### TASK BRIEF:
Transcribe the stretch of rows below from the line containing "Patent image size: (816, 838)." through the line containing "The base plate 12 is at (588, 700).", including both, reproducing each line verbatim and nothing else.

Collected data
☆ ☆ ☆
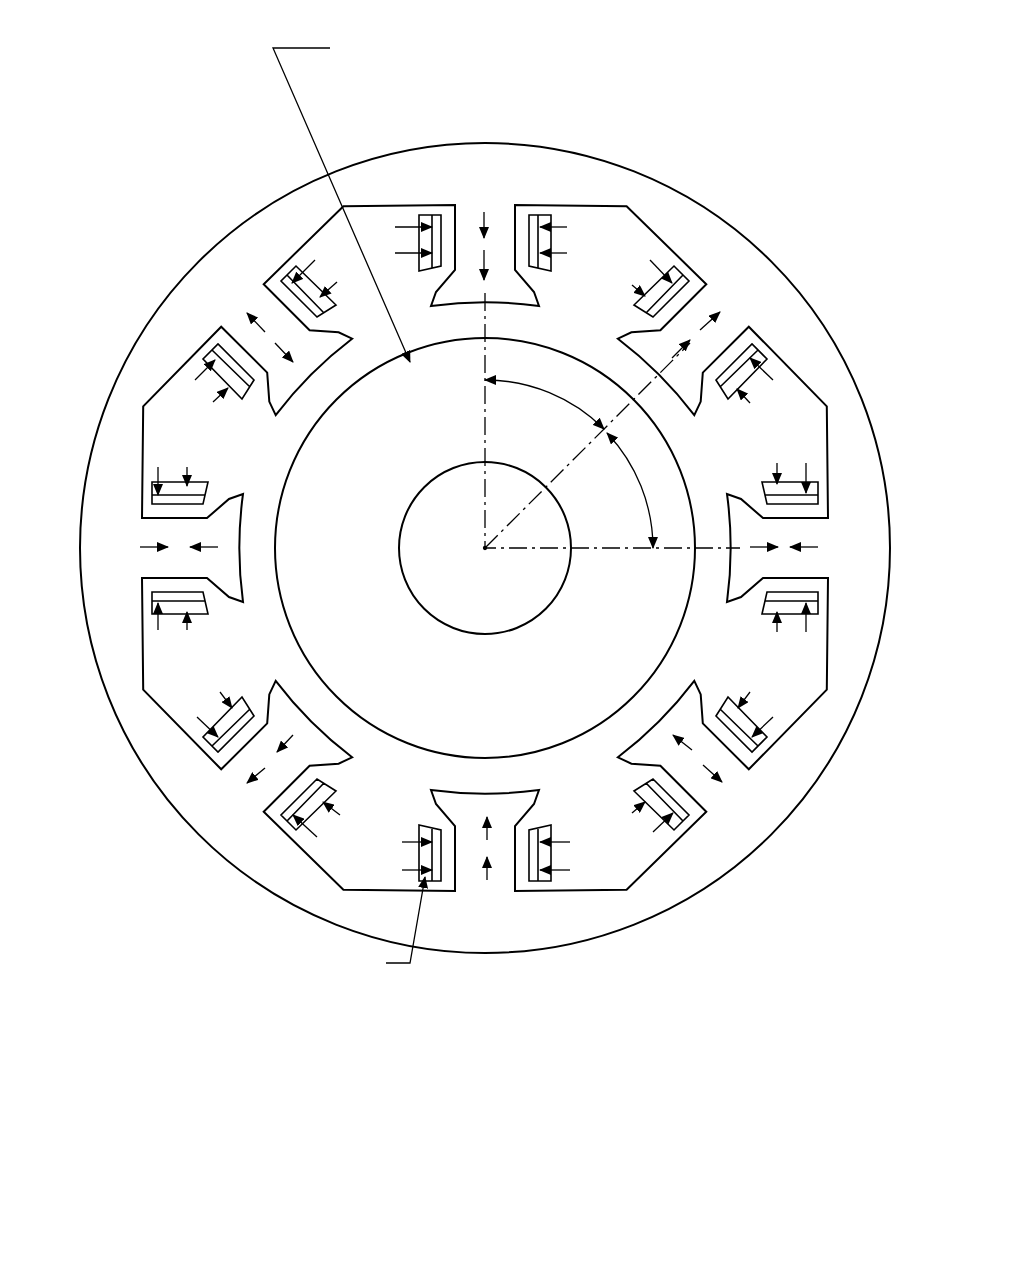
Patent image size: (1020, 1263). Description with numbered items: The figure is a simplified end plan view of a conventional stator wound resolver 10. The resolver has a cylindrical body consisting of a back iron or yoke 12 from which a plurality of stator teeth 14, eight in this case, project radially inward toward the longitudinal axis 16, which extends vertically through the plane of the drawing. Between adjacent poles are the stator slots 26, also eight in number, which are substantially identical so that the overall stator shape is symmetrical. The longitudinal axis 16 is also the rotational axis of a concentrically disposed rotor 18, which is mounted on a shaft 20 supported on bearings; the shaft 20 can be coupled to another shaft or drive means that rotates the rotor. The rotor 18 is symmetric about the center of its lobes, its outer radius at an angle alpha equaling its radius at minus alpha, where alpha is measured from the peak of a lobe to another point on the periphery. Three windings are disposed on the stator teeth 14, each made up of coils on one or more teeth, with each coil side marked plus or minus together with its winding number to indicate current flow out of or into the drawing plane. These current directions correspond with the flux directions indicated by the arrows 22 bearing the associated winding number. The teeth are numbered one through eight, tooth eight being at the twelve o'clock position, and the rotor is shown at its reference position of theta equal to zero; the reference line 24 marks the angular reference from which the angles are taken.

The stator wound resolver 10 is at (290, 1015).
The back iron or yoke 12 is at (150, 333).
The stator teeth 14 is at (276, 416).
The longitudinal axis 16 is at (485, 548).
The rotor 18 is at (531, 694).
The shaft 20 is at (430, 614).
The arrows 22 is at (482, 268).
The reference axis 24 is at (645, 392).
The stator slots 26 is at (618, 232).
☆ ☆ ☆
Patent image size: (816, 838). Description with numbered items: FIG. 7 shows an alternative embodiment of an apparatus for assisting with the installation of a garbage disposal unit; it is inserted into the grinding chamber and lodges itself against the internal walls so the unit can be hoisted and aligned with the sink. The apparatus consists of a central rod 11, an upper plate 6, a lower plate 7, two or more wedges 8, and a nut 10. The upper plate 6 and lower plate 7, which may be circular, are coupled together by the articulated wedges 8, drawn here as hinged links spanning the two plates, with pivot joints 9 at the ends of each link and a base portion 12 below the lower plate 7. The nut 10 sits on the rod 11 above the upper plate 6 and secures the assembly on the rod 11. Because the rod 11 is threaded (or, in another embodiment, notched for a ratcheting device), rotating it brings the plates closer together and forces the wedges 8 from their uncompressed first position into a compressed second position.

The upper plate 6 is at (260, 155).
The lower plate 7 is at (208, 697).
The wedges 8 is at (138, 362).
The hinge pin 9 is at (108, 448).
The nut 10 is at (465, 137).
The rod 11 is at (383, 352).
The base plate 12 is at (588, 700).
☆ ☆ ☆
### SOLUTION:
Patent image size: (816, 838). Description with numbered items: FIG. 7 shows an alternative embodiment of an apparatus for assisting with the installation of a garbage disposal unit; it is inserted into the grinding chamber and lodges itself against the internal walls so the unit can be hoisted and aligned with the sink. The apparatus consists of a central rod 11, an upper plate 6, a lower plate 7, two or more wedges 8, and a nut 10. The upper plate 6 and lower plate 7, which may be circular, are coupled together by the articulated wedges 8, drawn here as hinged links spanning the two plates, with pivot joints 9 at the ends of each link and a base portion 12 below the lower plate 7. The nut 10 sits on the rod 11 above the upper plate 6 and secures the assembly on the rod 11. Because the rod 11 is threaded (or, in another embodiment, notched for a ratcheting device), rotating it brings the plates closer together and forces the wedges 8 from their uncompressed first position into a compressed second position.

The upper plate 6 is at (260, 155).
The lower plate 7 is at (208, 697).
The wedges 8 is at (138, 362).
The hinge pin 9 is at (108, 448).
The nut 10 is at (465, 137).
The rod 11 is at (383, 352).
The base plate 12 is at (588, 700).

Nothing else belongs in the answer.